'''

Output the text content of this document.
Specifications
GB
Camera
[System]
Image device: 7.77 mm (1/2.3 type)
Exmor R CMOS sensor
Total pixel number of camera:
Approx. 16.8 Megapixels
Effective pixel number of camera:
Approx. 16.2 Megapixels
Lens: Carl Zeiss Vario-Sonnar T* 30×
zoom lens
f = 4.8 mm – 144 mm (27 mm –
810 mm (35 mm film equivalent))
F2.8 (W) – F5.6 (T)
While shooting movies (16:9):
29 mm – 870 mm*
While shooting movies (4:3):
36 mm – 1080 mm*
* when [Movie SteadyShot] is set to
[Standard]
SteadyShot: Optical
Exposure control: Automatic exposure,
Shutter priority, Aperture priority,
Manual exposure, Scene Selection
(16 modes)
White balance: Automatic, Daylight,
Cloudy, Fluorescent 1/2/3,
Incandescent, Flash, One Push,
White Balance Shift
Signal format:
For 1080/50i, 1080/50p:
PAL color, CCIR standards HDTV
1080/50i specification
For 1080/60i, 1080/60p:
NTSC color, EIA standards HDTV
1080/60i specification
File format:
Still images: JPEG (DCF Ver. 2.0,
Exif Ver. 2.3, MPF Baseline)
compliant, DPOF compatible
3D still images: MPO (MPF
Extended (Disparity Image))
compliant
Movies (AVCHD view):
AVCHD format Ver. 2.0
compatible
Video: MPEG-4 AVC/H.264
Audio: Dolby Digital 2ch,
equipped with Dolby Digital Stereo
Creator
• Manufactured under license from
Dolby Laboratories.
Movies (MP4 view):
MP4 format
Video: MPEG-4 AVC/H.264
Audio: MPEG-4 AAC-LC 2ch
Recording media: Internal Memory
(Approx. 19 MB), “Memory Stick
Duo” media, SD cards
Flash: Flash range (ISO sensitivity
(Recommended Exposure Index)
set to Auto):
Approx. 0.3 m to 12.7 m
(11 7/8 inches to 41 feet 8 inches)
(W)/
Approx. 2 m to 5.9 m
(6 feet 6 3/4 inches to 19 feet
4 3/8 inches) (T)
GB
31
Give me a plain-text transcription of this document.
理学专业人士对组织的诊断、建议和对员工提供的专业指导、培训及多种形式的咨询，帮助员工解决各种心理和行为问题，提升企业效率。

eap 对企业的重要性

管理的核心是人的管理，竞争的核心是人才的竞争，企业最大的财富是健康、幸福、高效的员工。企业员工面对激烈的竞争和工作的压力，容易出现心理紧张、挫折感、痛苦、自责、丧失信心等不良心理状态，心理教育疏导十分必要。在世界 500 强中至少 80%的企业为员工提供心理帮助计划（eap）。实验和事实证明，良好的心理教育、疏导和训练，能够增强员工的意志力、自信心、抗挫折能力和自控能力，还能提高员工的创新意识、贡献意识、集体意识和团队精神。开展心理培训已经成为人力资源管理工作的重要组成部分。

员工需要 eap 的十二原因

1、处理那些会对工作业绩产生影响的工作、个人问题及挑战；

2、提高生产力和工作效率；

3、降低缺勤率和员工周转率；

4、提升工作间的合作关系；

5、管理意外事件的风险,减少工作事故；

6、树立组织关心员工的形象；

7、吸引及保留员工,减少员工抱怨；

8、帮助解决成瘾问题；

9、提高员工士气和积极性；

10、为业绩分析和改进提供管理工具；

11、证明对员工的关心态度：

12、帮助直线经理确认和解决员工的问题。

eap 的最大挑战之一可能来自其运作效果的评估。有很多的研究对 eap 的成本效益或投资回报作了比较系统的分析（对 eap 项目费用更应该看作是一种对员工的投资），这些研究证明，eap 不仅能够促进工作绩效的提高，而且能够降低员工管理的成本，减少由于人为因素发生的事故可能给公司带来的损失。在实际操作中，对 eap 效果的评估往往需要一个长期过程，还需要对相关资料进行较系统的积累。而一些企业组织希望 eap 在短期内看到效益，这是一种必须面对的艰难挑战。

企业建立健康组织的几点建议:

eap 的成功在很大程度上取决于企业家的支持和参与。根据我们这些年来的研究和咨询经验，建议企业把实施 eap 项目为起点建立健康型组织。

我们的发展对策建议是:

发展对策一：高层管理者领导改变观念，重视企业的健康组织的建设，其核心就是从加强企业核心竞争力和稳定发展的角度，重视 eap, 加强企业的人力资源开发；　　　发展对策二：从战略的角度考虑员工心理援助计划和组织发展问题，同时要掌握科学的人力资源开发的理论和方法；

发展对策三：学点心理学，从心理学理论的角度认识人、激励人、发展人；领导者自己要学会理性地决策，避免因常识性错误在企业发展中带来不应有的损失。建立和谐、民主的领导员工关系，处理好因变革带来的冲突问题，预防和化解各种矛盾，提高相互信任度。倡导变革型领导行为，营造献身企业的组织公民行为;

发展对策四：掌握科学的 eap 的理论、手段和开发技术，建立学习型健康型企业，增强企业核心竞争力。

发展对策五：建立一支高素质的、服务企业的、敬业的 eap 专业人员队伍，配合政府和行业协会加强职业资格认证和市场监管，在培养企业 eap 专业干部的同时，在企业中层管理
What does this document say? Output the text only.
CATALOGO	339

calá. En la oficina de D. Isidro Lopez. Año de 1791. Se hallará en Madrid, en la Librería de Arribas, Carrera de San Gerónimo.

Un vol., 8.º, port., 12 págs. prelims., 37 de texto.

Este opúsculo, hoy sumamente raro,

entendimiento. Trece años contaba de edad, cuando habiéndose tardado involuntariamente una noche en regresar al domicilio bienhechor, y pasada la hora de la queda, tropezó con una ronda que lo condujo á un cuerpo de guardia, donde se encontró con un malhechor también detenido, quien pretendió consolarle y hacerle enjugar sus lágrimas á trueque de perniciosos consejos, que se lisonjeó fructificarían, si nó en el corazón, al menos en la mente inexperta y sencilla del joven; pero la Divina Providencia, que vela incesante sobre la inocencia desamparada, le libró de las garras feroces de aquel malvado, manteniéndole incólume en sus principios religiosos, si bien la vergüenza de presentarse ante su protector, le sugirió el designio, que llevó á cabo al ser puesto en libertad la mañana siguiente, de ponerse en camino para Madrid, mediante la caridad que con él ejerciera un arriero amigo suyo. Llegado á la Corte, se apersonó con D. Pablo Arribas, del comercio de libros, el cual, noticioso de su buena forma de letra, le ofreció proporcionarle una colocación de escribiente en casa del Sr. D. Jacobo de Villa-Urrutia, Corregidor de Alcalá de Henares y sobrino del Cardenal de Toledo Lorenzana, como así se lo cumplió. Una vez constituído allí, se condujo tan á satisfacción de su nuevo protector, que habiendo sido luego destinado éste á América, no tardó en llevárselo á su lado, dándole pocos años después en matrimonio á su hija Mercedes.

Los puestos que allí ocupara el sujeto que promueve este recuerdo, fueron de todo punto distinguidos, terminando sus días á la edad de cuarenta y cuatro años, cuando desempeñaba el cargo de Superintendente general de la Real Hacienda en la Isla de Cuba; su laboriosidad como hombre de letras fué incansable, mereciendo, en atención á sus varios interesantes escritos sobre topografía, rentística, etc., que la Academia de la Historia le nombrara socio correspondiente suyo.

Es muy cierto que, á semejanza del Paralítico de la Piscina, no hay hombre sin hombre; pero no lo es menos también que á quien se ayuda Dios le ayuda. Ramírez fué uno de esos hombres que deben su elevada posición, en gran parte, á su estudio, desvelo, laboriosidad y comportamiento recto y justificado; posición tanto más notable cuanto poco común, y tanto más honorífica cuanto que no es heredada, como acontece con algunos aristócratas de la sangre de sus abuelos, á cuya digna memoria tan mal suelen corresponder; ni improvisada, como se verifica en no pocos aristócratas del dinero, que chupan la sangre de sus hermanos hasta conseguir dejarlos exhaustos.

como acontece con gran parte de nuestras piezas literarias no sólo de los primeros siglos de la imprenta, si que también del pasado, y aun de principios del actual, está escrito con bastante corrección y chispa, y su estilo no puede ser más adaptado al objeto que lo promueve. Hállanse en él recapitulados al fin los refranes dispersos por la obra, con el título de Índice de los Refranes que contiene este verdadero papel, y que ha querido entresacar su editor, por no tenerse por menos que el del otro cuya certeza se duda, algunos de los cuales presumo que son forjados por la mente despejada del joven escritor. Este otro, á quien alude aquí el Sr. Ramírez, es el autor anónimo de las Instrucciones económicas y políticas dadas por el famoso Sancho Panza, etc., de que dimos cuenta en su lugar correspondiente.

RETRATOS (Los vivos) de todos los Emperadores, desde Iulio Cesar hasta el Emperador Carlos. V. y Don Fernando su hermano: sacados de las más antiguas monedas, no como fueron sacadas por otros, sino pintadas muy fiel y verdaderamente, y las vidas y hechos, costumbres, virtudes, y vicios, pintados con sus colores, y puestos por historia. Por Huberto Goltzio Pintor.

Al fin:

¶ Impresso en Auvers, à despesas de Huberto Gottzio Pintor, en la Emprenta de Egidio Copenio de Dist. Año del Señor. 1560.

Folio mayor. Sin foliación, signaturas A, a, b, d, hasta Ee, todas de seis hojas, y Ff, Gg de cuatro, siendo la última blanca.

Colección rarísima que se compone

'''

Go through the data above and find the lines with the word "Automatic". Copy each of those lines.

= Reply =
Exposure control: Automatic exposure,
White balance: Automatic, Daylight,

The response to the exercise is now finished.